Stated task
Repeat the records word for word, excluding any picture.

Data to process
####################

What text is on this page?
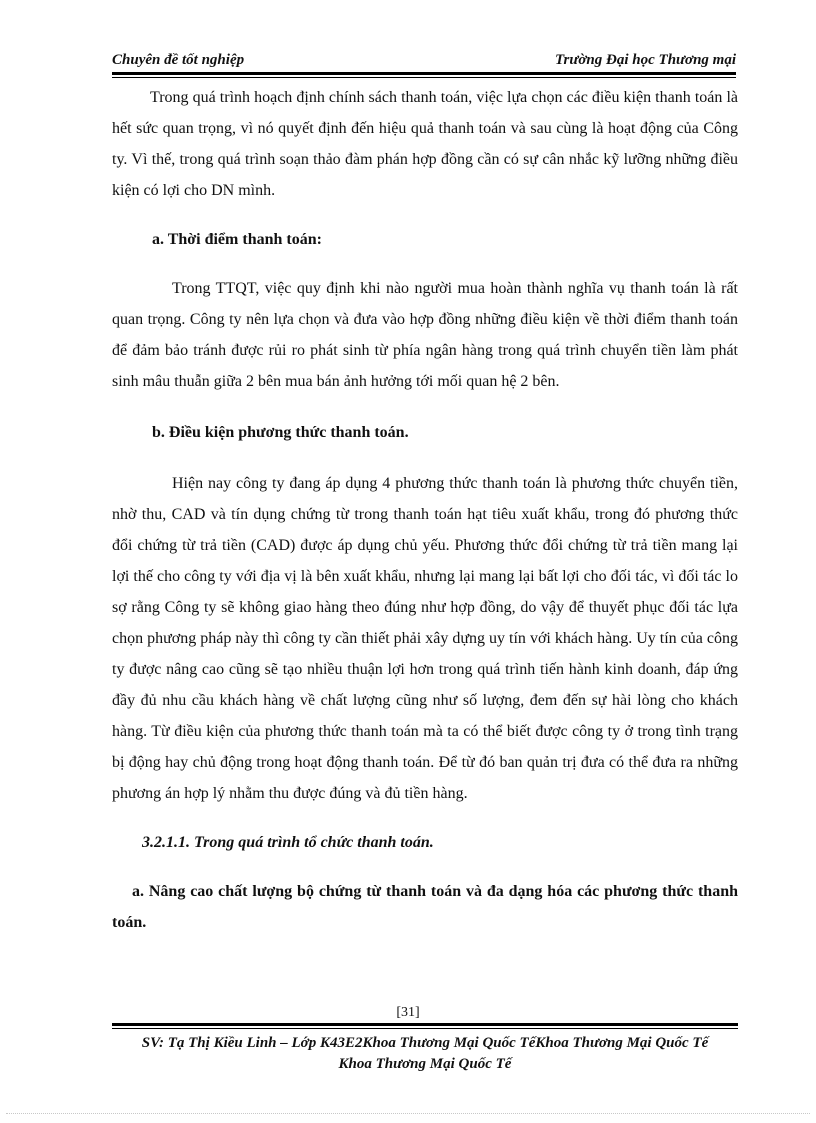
Chuyên đề tốt nghiệp	Trường Đại học Thương mại

Trong quá trình hoạch định chính sách thanh toán, việc lựa chọn các điều kiện thanh toán là hết sức quan trọng, vì nó quyết định đến hiệu quả thanh toán và sau cùng là hoạt động của Công ty. Vì thế, trong quá trình soạn thảo đàm phán hợp đồng cần có sự cân nhắc kỹ lưỡng những điều kiện có lợi cho DN mình.

a. Thời điểm thanh toán:

Trong TTQT, việc quy định khi nào người mua hoàn thành nghĩa vụ thanh toán là rất quan trọng. Công ty nên lựa chọn và đưa vào hợp đồng những điều kiện về thời điểm thanh toán để đảm bảo tránh được rủi ro phát sinh từ phía ngân hàng trong quá trình chuyển tiền làm phát sinh mâu thuẫn giữa 2 bên mua bán ảnh hưởng tới mối quan hệ 2 bên.

b. Điều kiện phương thức thanh toán.

Hiện nay công ty đang áp dụng 4 phương thức thanh toán là phương thức chuyển tiền, nhờ thu, CAD và tín dụng chứng từ trong thanh toán hạt tiêu xuất khẩu, trong đó phương thức đổi chứng từ trả tiền (CAD) được áp dụng chủ yếu. Phương thức đổi chứng từ trả tiền mang lại lợi thế cho công ty với địa vị là bên xuất khẩu, nhưng lại mang lại bất lợi cho đối tác, vì đối tác lo sợ rằng Công ty sẽ không giao hàng theo đúng như hợp đồng, do vậy để thuyết phục đối tác lựa chọn phương pháp này thì công ty cần thiết phải xây dựng uy tín với khách hàng. Uy tín của công ty được nâng cao cũng sẽ tạo nhiều thuận lợi hơn trong quá trình tiến hành kinh doanh, đáp ứng đầy đủ nhu cầu khách hàng về chất lượng cũng như số lượng, đem đến sự hài lòng cho khách hàng. Từ điều kiện của phương thức thanh toán mà ta có thể biết được công ty ở trong tình trạng bị động hay chủ động trong hoạt động thanh toán. Để từ đó ban quản trị đưa có thể đưa ra những phương án hợp lý nhằm thu được đúng và đủ tiền hàng.

3.2.1.1. Trong quá trình tổ chức thanh toán.

a. Nâng cao chất lượng bộ chứng từ thanh toán và đa dạng hóa các phương thức thanh toán.

[31]
SV: Tạ Thị Kiều Linh – Lớp K43E2Khoa Thương Mại Quốc TếKhoa Thương Mại Quốc Tế
Khoa Thương Mại Quốc Tế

####################

The solution
What text is on this page?
Chuyên đề tốt nghiệp	Trường Đại học Thương mại

Trong quá trình hoạch định chính sách thanh toán, việc lựa chọn các điều kiện thanh toán là hết sức quan trọng, vì nó quyết định đến hiệu quả thanh toán và sau cùng là hoạt động của Công ty. Vì thế, trong quá trình soạn thảo đàm phán hợp đồng cần có sự cân nhắc kỹ lưỡng những điều kiện có lợi cho DN mình.

a. Thời điểm thanh toán:

Trong TTQT, việc quy định khi nào người mua hoàn thành nghĩa vụ thanh toán là rất quan trọng. Công ty nên lựa chọn và đưa vào hợp đồng những điều kiện về thời điểm thanh toán để đảm bảo tránh được rủi ro phát sinh từ phía ngân hàng trong quá trình chuyển tiền làm phát sinh mâu thuẫn giữa 2 bên mua bán ảnh hưởng tới mối quan hệ 2 bên.

b. Điều kiện phương thức thanh toán.

Hiện nay công ty đang áp dụng 4 phương thức thanh toán là phương thức chuyển tiền, nhờ thu, CAD và tín dụng chứng từ trong thanh toán hạt tiêu xuất khẩu, trong đó phương thức đổi chứng từ trả tiền (CAD) được áp dụng chủ yếu. Phương thức đổi chứng từ trả tiền mang lại lợi thế cho công ty với địa vị là bên xuất khẩu, nhưng lại mang lại bất lợi cho đối tác, vì đối tác lo sợ rằng Công ty sẽ không giao hàng theo đúng như hợp đồng, do vậy để thuyết phục đối tác lựa chọn phương pháp này thì công ty cần thiết phải xây dựng uy tín với khách hàng. Uy tín của công ty được nâng cao cũng sẽ tạo nhiều thuận lợi hơn trong quá trình tiến hành kinh doanh, đáp ứng đầy đủ nhu cầu khách hàng về chất lượng cũng như số lượng, đem đến sự hài lòng cho khách hàng. Từ điều kiện của phương thức thanh toán mà ta có thể biết được công ty ở trong tình trạng bị động hay chủ động trong hoạt động thanh toán. Để từ đó ban quản trị đưa có thể đưa ra những phương án hợp lý nhằm thu được đúng và đủ tiền hàng.

3.2.1.1. Trong quá trình tổ chức thanh toán.

a. Nâng cao chất lượng bộ chứng từ thanh toán và đa dạng hóa các phương thức thanh toán.

[31]
SV: Tạ Thị Kiều Linh – Lớp K43E2Khoa Thương Mại Quốc TếKhoa Thương Mại Quốc Tế
Khoa Thương Mại Quốc Tế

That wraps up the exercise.